**Given instruction:**
Omit every image, and transcribe the remaining entries exactly as given.

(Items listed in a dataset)
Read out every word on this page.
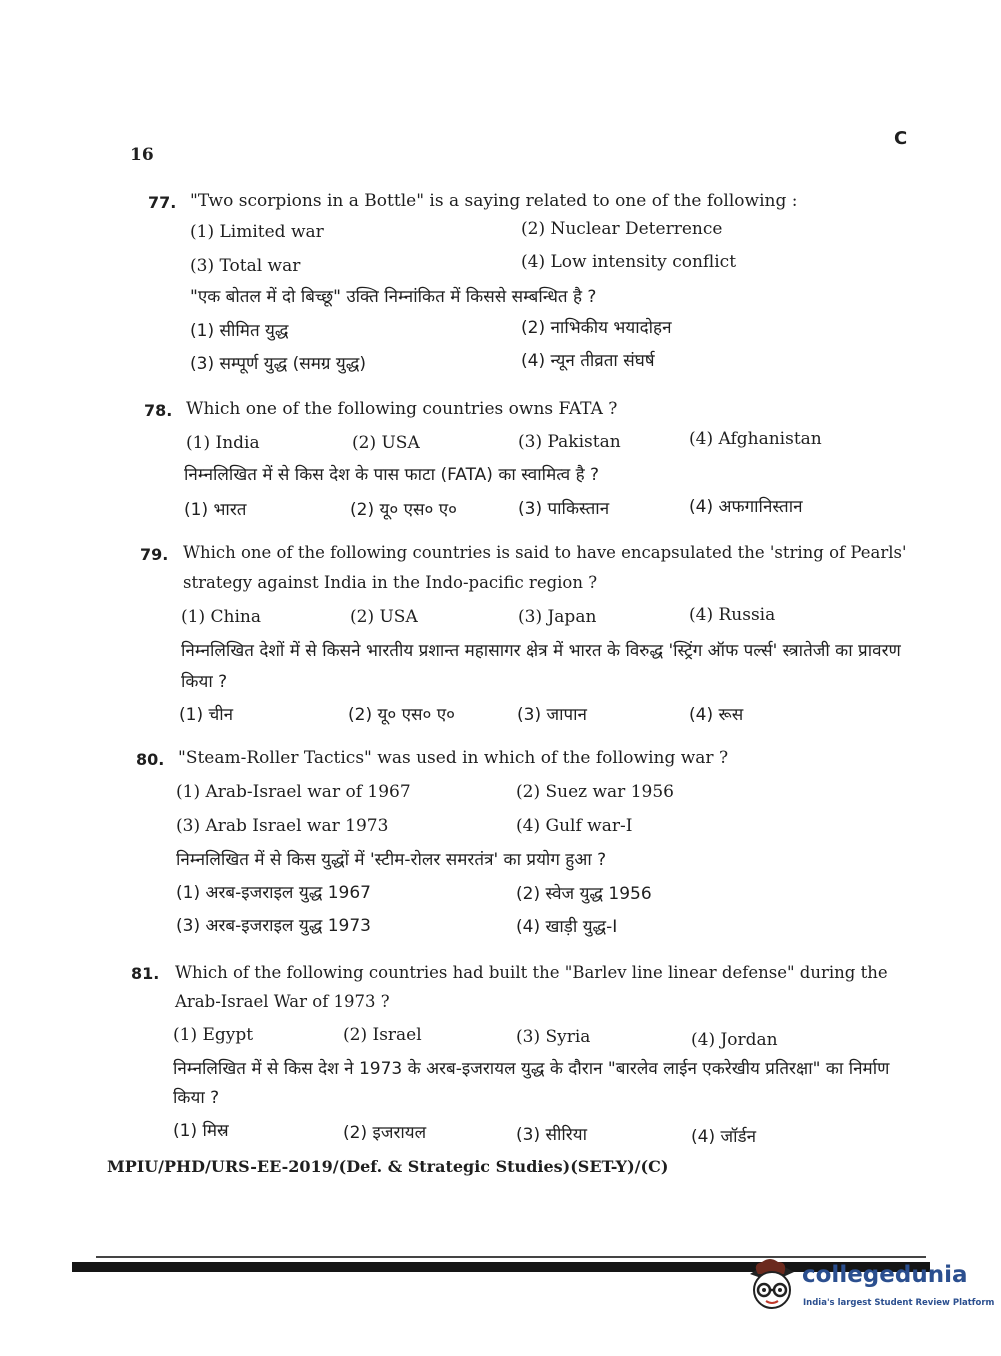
16
C
77. "Two scorpions in a Bottle" is a saying related to one of the following :
(1) Limited war	(2) Nuclear Deterrence
(3) Total war	(4) Low intensity conflict
"एक बोतल में दो बिच्छू" उक्ति निम्नांकित में किससे सम्बन्धित है ?
(1) सीमित युद्ध	(2) नाभिकीय भयादोहन
(3) सम्पूर्ण युद्ध (समग्र युद्ध)	(4) न्यून तीव्रता संघर्ष
78. Which one of the following countries owns FATA ?
(1) India	(2) USA	(3) Pakistan	(4) Afghanistan
निम्नलिखित में से किस देश के पास फाटा (FATA) का स्वामित्व है ?
(1) भारत	(2) यू० एस० ए०	(3) पाकिस्तान	(4) अफगानिस्तान
79. Which one of the following countries is said to have encapsulated the 'string of Pearls' strategy against India in the Indo-pacific region ?
(1) China	(2) USA	(3) Japan	(4) Russia
निम्नलिखित देशों में से किसने भारतीय प्रशान्त महासागर क्षेत्र में भारत के विरुद्ध 'स्ट्रिंग ऑफ पर्ल्स' स्त्रातेजी का प्रावरण किया ?
(1) चीन	(2) यू० एस० ए०	(3) जापान	(4) रूस
80. "Steam-Roller Tactics" was used in which of the following war ?
(1) Arab-Israel war of 1967	(2) Suez war 1956
(3) Arab Israel war 1973	(4) Gulf war-I
निम्नलिखित में से किस युद्धों में 'स्टीम-रोलर समरतंत्र' का प्रयोग हुआ ?
(1) अरब-इजराइल युद्ध 1967	(2) स्वेज युद्ध 1956
(3) अरब-इजराइल युद्ध 1973	(4) खाड़ी युद्ध-I
81. Which of the following countries had built the "Barlev line linear defense" during the Arab-Israel War of 1973 ?
(1) Egypt	(2) Israel	(3) Syria	(4) Jordan
निम्नलिखित में से किस देश ने 1973 के अरब-इजरायल युद्ध के दौरान "बारलेव लाईन एकरेखीय प्रतिरक्षा" का निर्माण किया ?
(1) मिस्र	(2) इजरायल	(3) सीरिया	(4) जॉर्डन
MPIU/PHD/URS-EE-2019/(Def. & Strategic Studies)(SET-Y)/(C)
collegedunia
India's largest Student Review Platform
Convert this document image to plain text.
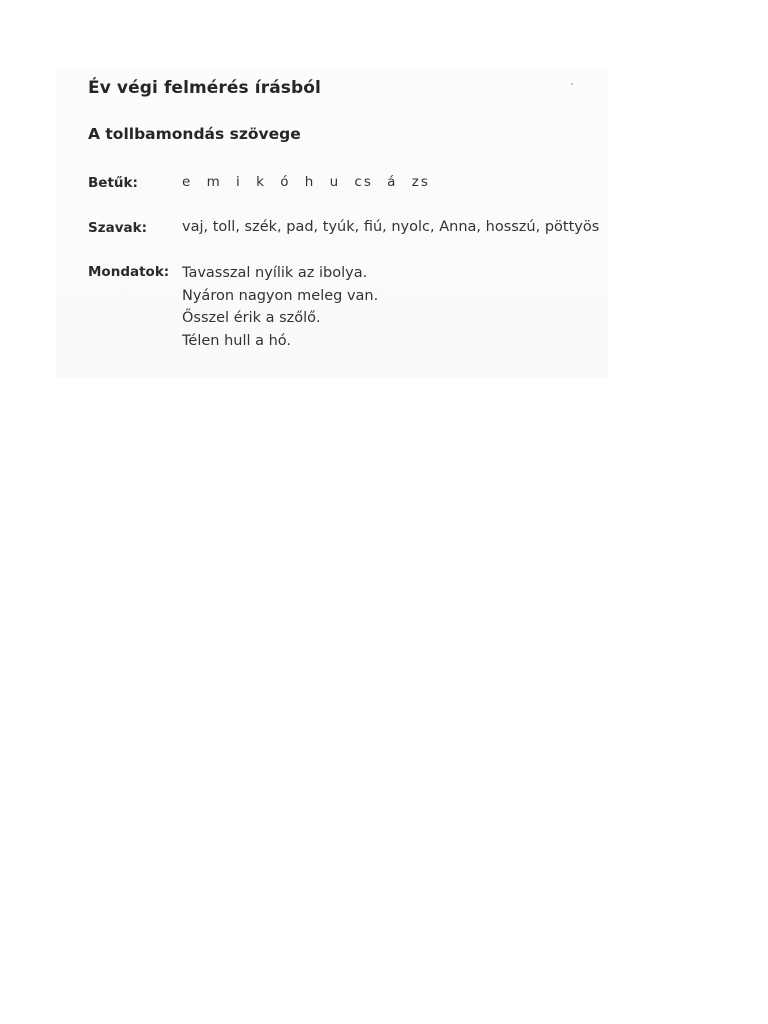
Év végi felmérés írásból
A tollbamondás szövege
Betűk:	e m i k ó h u cs á zs
Szavak: vaj, toll, szék, pad, tyúk, fiú, nyolc, Anna, hosszú, pöttyös
Mondatok: Tavasszal nyílik az ibolya.
Nyáron nagyon meleg van.
Ősszel érik a szőlő.
Télen hull a hó.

**Answer in full:**
Read out every word on this page.
16
C
77. "Two scorpions in a Bottle" is a saying related to one of the following :
(1) Limited war	(2) Nuclear Deterrence
(3) Total war	(4) Low intensity conflict
"एक बोतल में दो बिच्छू" उक्ति निम्नांकित में किससे सम्बन्धित है ?
(1) सीमित युद्ध	(2) नाभिकीय भयादोहन
(3) सम्पूर्ण युद्ध (समग्र युद्ध)	(4) न्यून तीव्रता संघर्ष
78. Which one of the following countries owns FATA ?
(1) India	(2) USA	(3) Pakistan	(4) Afghanistan
निम्नलिखित में से किस देश के पास फाटा (FATA) का स्वामित्व है ?
(1) भारत	(2) यू० एस० ए०	(3) पाकिस्तान	(4) अफगानिस्तान
79. Which one of the following countries is said to have encapsulated the 'string of Pearls' strategy against India in the Indo-pacific region ?
(1) China	(2) USA	(3) Japan	(4) Russia
निम्नलिखित देशों में से किसने भारतीय प्रशान्त महासागर क्षेत्र में भारत के विरुद्ध 'स्ट्रिंग ऑफ पर्ल्स' स्त्रातेजी का प्रावरण किया ?
(1) चीन	(2) यू० एस० ए०	(3) जापान	(4) रूस
80. "Steam-Roller Tactics" was used in which of the following war ?
(1) Arab-Israel war of 1967	(2) Suez war 1956
(3) Arab Israel war 1973	(4) Gulf war-I
निम्नलिखित में से किस युद्धों में 'स्टीम-रोलर समरतंत्र' का प्रयोग हुआ ?
(1) अरब-इजराइल युद्ध 1967	(2) स्वेज युद्ध 1956
(3) अरब-इजराइल युद्ध 1973	(4) खाड़ी युद्ध-I
81. Which of the following countries had built the "Barlev line linear defense" during the Arab-Israel War of 1973 ?
(1) Egypt	(2) Israel	(3) Syria	(4) Jordan
निम्नलिखित में से किस देश ने 1973 के अरब-इजरायल युद्ध के दौरान "बारलेव लाईन एकरेखीय प्रतिरक्षा" का निर्माण किया ?
(1) मिस्र	(2) इजरायल	(3) सीरिया	(4) जॉर्डन
MPIU/PHD/URS-EE-2019/(Def. & Strategic Studies)(SET-Y)/(C)
collegedunia
India's largest Student Review Platform
Convert this document image to plain text.
Év végi felmérés írásból
A tollbamondás szövege
Betűk:	e m i k ó h u cs á zs
Szavak: vaj, toll, szék, pad, tyúk, fiú, nyolc, Anna, hosszú, pöttyös
Mondatok: Tavasszal nyílik az ibolya.
Nyáron nagyon meleg van.
Ősszel érik a szőlő.
Télen hull a hó.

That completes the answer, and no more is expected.